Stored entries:
=-=-=
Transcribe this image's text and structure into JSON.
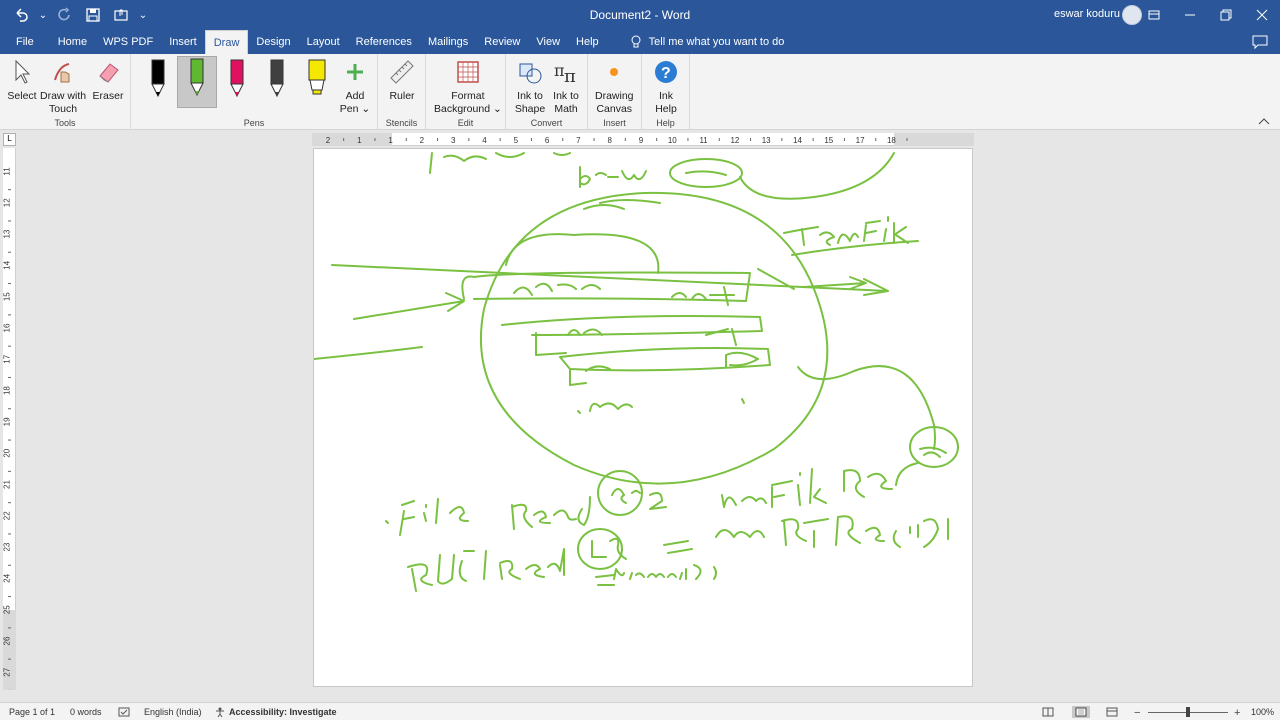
{
  "titlebar": {
    "title": "Document2  -  Word",
    "user": "eswar koduru",
    "customize_symbol": "⌄"
  },
  "tabs": [
    {
      "label": "File"
    },
    {
      "label": "Home"
    },
    {
      "label": "WPS PDF"
    },
    {
      "label": "Insert"
    },
    {
      "label": "Draw",
      "active": true
    },
    {
      "label": "Design"
    },
    {
      "label": "Layout"
    },
    {
      "label": "References"
    },
    {
      "label": "Mailings"
    },
    {
      "label": "Review"
    },
    {
      "label": "View"
    },
    {
      "label": "Help"
    }
  ],
  "tell_me": "Tell me what you want to do",
  "ribbon": {
    "tools": {
      "label": "Tools",
      "select": "Select",
      "draw_touch_1": "Draw with",
      "draw_touch_2": "Touch",
      "eraser": "Eraser"
    },
    "pens": {
      "label": "Pens",
      "add_pen_1": "Add",
      "add_pen_2": "Pen ⌄",
      "pen_colors": [
        "#000000",
        "#5fb830",
        "#e0115f",
        "#404040",
        "#f5e800"
      ]
    },
    "stencils": {
      "label": "Stencils",
      "ruler": "Ruler"
    },
    "edit": {
      "label": "Edit",
      "format_bg_1": "Format",
      "format_bg_2": "Background ⌄"
    },
    "convert": {
      "label": "Convert",
      "ink_shape_1": "Ink to",
      "ink_shape_2": "Shape",
      "ink_math_1": "Ink to",
      "ink_math_2": "Math"
    },
    "insert": {
      "label": "Insert",
      "drawing_canvas_1": "Drawing",
      "drawing_canvas_2": "Canvas"
    },
    "help": {
      "label": "Help",
      "ink_help_1": "Ink",
      "ink_help_2": "Help"
    }
  },
  "ruler": {
    "h_ticks": [
      "2",
      "1",
      "1",
      "2",
      "3",
      "4",
      "5",
      "6",
      "7",
      "8",
      "9",
      "10",
      "11",
      "12",
      "13",
      "14",
      "15",
      "17",
      "18"
    ],
    "v_ticks": [
      "11",
      "12",
      "13",
      "14",
      "15",
      "16",
      "17",
      "18",
      "19",
      "20",
      "21",
      "22",
      "23",
      "24",
      "25",
      "26",
      "27"
    ],
    "corner": "L"
  },
  "status": {
    "page": "Page 1 of 1",
    "words": "0 words",
    "language": "English (India)",
    "accessibility": "Accessibility: Investigate",
    "zoom": "100%",
    "zoom_minus": "−",
    "zoom_plus": "+"
  },
  "colors": {
    "title_blue": "#2b579a",
    "ink_green": "#7ac142"
  }
}
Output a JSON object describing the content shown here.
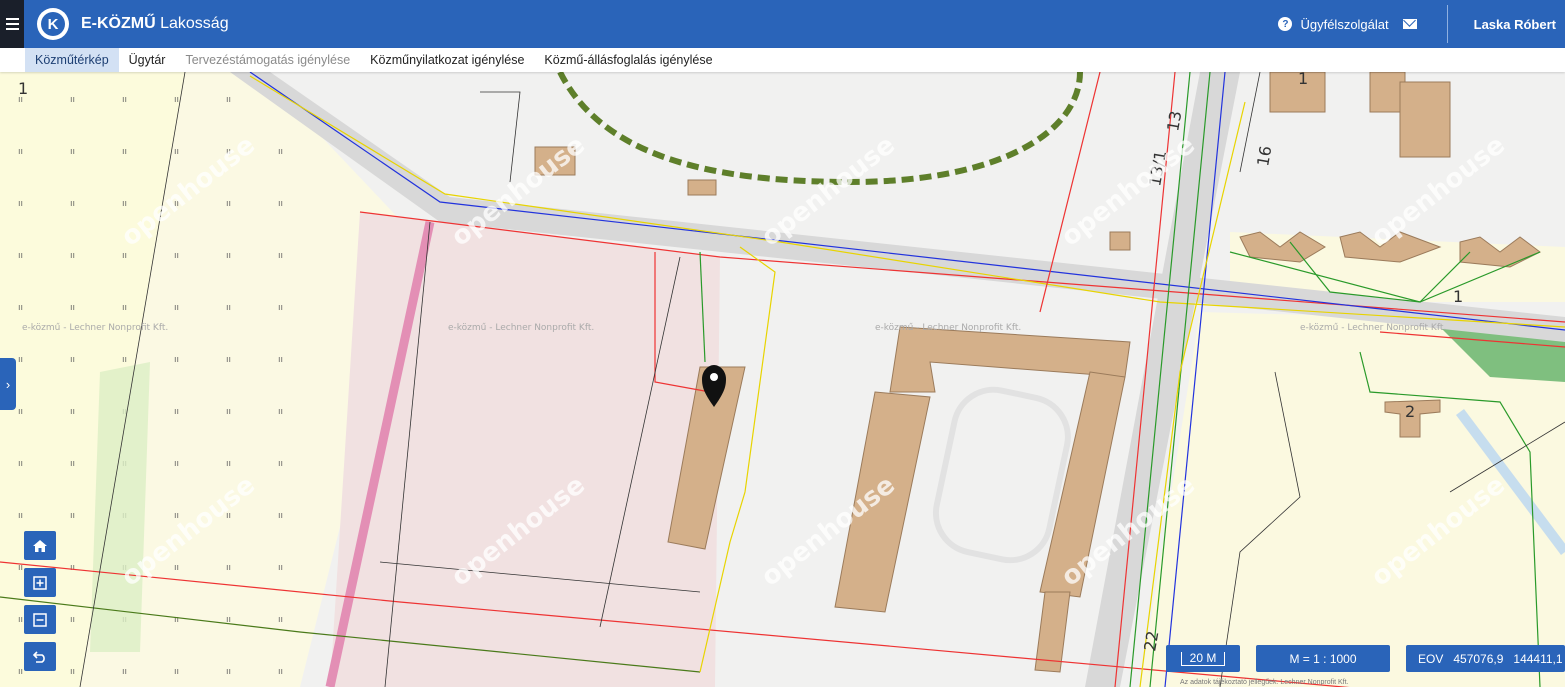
{
  "header": {
    "brand_bold": "E-KÖZMŰ",
    "brand_light": "Lakosság",
    "logo_letter": "K",
    "support_label": "Ügyfélszolgálat",
    "user_name": "Laska Róbert",
    "bg_color": "#2a64b9"
  },
  "nav": {
    "items": [
      {
        "label": "Közműtérkép",
        "active": true
      },
      {
        "label": "Ügytár"
      },
      {
        "label": "Tervezéstámogatás igénylése",
        "disabled": true
      },
      {
        "label": "Közműnyilatkozat igénylése"
      },
      {
        "label": "Közmű-állásfoglalás igénylése"
      }
    ]
  },
  "map": {
    "watermark": "openhouse",
    "faint_label": "e-közmű - Lechner Nonprofit Kft.",
    "parcel_numbers": [
      "1",
      "13",
      "13/1",
      "16",
      "1",
      "2",
      "22",
      "1"
    ]
  },
  "controls": {
    "side_toggle": "›"
  },
  "status": {
    "scale_bar": "20 M",
    "scale_ratio": "M = 1 : 1000",
    "eov_label": "EOV",
    "eov_x": "457076,9",
    "eov_y": "144411,1"
  },
  "attribution": "Az adatok tájékoztató jellegűek. Lechner Nonprofit Kft."
}
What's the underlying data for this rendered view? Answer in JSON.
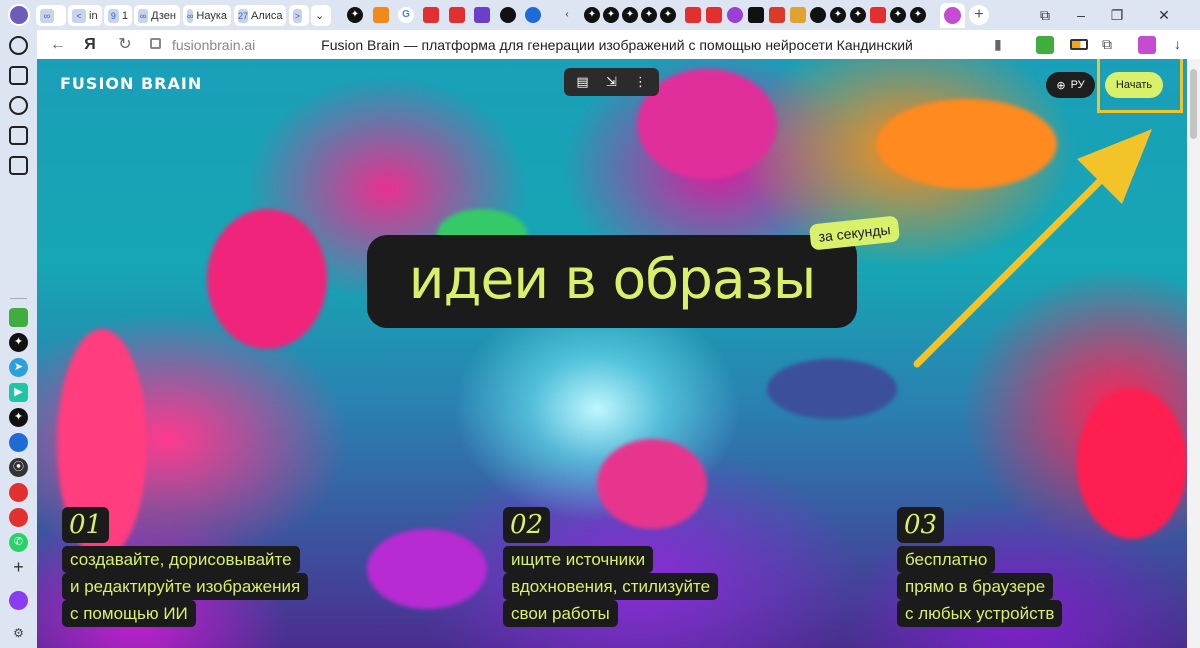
{
  "tabs": {
    "group_items": [
      {
        "icon": "∞",
        "label": ""
      },
      {
        "icon": "<",
        "label": "in"
      },
      {
        "icon": "9",
        "label": "1"
      },
      {
        "icon": "∞",
        "label": "Дзен"
      },
      {
        "icon": "∞",
        "label": "Наука"
      },
      {
        "icon": "27",
        "label": "Алиса"
      },
      {
        "icon": ">",
        "label": ""
      }
    ],
    "new_tab_label": "+"
  },
  "address_bar": {
    "url": "fusionbrain.ai",
    "page_title": "Fusion Brain — платформа для генерации изображений с помощью нейросети Кандинский"
  },
  "site": {
    "logo": "FUSION BRAIN",
    "lang_label": "РУ",
    "start_label": "Начать",
    "hero_text": "идеи в образы",
    "hero_sticker": "за секунды",
    "features": [
      {
        "num": "01",
        "lines": [
          "создавайте, дорисовывайте",
          "и редактируйте изображения",
          "с помощью ИИ"
        ]
      },
      {
        "num": "02",
        "lines": [
          "ищите источники",
          "вдохновения, стилизуйте",
          "свои работы"
        ]
      },
      {
        "num": "03",
        "lines": [
          "бесплатно",
          "прямо в браузере",
          "с любых устройств"
        ]
      }
    ]
  },
  "colors": {
    "accent": "#d9f06b",
    "dark": "#1b1b1b",
    "annotation": "#f2c42a"
  }
}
=-=-=
Restate the entire listing word for word, excluding pictures.

_Solution_
Transcribe this image's text and structure into JSON.
{
  "titlebar": {
    "title": "Document2  -  Word",
    "user": "eswar koduru",
    "customize_symbol": "⌄"
  },
  "tabs": [
    {
      "label": "File"
    },
    {
      "label": "Home"
    },
    {
      "label": "WPS PDF"
    },
    {
      "label": "Insert"
    },
    {
      "label": "Draw",
      "active": true
    },
    {
      "label": "Design"
    },
    {
      "label": "Layout"
    },
    {
      "label": "References"
    },
    {
      "label": "Mailings"
    },
    {
      "label": "Review"
    },
    {
      "label": "View"
    },
    {
      "label": "Help"
    }
  ],
  "tell_me": "Tell me what you want to do",
  "ribbon": {
    "tools": {
      "label": "Tools",
      "select": "Select",
      "draw_touch_1": "Draw with",
      "draw_touch_2": "Touch",
      "eraser": "Eraser"
    },
    "pens": {
      "label": "Pens",
      "add_pen_1": "Add",
      "add_pen_2": "Pen ⌄",
      "pen_colors": [
        "#000000",
        "#5fb830",
        "#e0115f",
        "#404040",
        "#f5e800"
      ]
    },
    "stencils": {
      "label": "Stencils",
      "ruler": "Ruler"
    },
    "edit": {
      "label": "Edit",
      "format_bg_1": "Format",
      "format_bg_2": "Background ⌄"
    },
    "convert": {
      "label": "Convert",
      "ink_shape_1": "Ink to",
      "ink_shape_2": "Shape",
      "ink_math_1": "Ink to",
      "ink_math_2": "Math"
    },
    "insert": {
      "label": "Insert",
      "drawing_canvas_1": "Drawing",
      "drawing_canvas_2": "Canvas"
    },
    "help": {
      "label": "Help",
      "ink_help_1": "Ink",
      "ink_help_2": "Help"
    }
  },
  "ruler": {
    "h_ticks": [
      "2",
      "1",
      "1",
      "2",
      "3",
      "4",
      "5",
      "6",
      "7",
      "8",
      "9",
      "10",
      "11",
      "12",
      "13",
      "14",
      "15",
      "17",
      "18"
    ],
    "v_ticks": [
      "11",
      "12",
      "13",
      "14",
      "15",
      "16",
      "17",
      "18",
      "19",
      "20",
      "21",
      "22",
      "23",
      "24",
      "25",
      "26",
      "27"
    ],
    "corner": "L"
  },
  "status": {
    "page": "Page 1 of 1",
    "words": "0 words",
    "language": "English (India)",
    "accessibility": "Accessibility: Investigate",
    "zoom": "100%",
    "zoom_minus": "−",
    "zoom_plus": "+"
  },
  "colors": {
    "title_blue": "#2b579a",
    "ink_green": "#7ac142"
  }
}
Output a JSON object describing the content shown here.
{
  "header": {
    "brand_bold": "E-KÖZMŰ",
    "brand_light": "Lakosság",
    "logo_letter": "K",
    "support_label": "Ügyfélszolgálat",
    "user_name": "Laska Róbert",
    "bg_color": "#2a64b9"
  },
  "nav": {
    "items": [
      {
        "label": "Közműtérkép",
        "active": true
      },
      {
        "label": "Ügytár"
      },
      {
        "label": "Tervezéstámogatás igénylése",
        "disabled": true
      },
      {
        "label": "Közműnyilatkozat igénylése"
      },
      {
        "label": "Közmű-állásfoglalás igénylése"
      }
    ]
  },
  "map": {
    "watermark": "openhouse",
    "faint_label": "e-közmű - Lechner Nonprofit Kft.",
    "parcel_numbers": [
      "1",
      "13",
      "13/1",
      "16",
      "1",
      "2",
      "22",
      "1"
    ]
  },
  "controls": {
    "side_toggle": "›"
  },
  "status": {
    "scale_bar": "20 M",
    "scale_ratio": "M = 1 : 1000",
    "eov_label": "EOV",
    "eov_x": "457076,9",
    "eov_y": "144411,1"
  },
  "attribution": "Az adatok tájékoztató jellegűek. Lechner Nonprofit Kft."
}
What's the underlying data for this rendered view? Answer in JSON.
{
  "tabs": {
    "group_items": [
      {
        "icon": "∞",
        "label": ""
      },
      {
        "icon": "<",
        "label": "in"
      },
      {
        "icon": "9",
        "label": "1"
      },
      {
        "icon": "∞",
        "label": "Дзен"
      },
      {
        "icon": "∞",
        "label": "Наука"
      },
      {
        "icon": "27",
        "label": "Алиса"
      },
      {
        "icon": ">",
        "label": ""
      }
    ],
    "new_tab_label": "+"
  },
  "address_bar": {
    "url": "fusionbrain.ai",
    "page_title": "Fusion Brain — платформа для генерации изображений с помощью нейросети Кандинский"
  },
  "site": {
    "logo": "FUSION BRAIN",
    "lang_label": "РУ",
    "start_label": "Начать",
    "hero_text": "идеи в образы",
    "hero_sticker": "за секунды",
    "features": [
      {
        "num": "01",
        "lines": [
          "создавайте, дорисовывайте",
          "и редактируйте изображения",
          "с помощью ИИ"
        ]
      },
      {
        "num": "02",
        "lines": [
          "ищите источники",
          "вдохновения, стилизуйте",
          "свои работы"
        ]
      },
      {
        "num": "03",
        "lines": [
          "бесплатно",
          "прямо в браузере",
          "с любых устройств"
        ]
      }
    ]
  },
  "colors": {
    "accent": "#d9f06b",
    "dark": "#1b1b1b",
    "annotation": "#f2c42a"
  }
}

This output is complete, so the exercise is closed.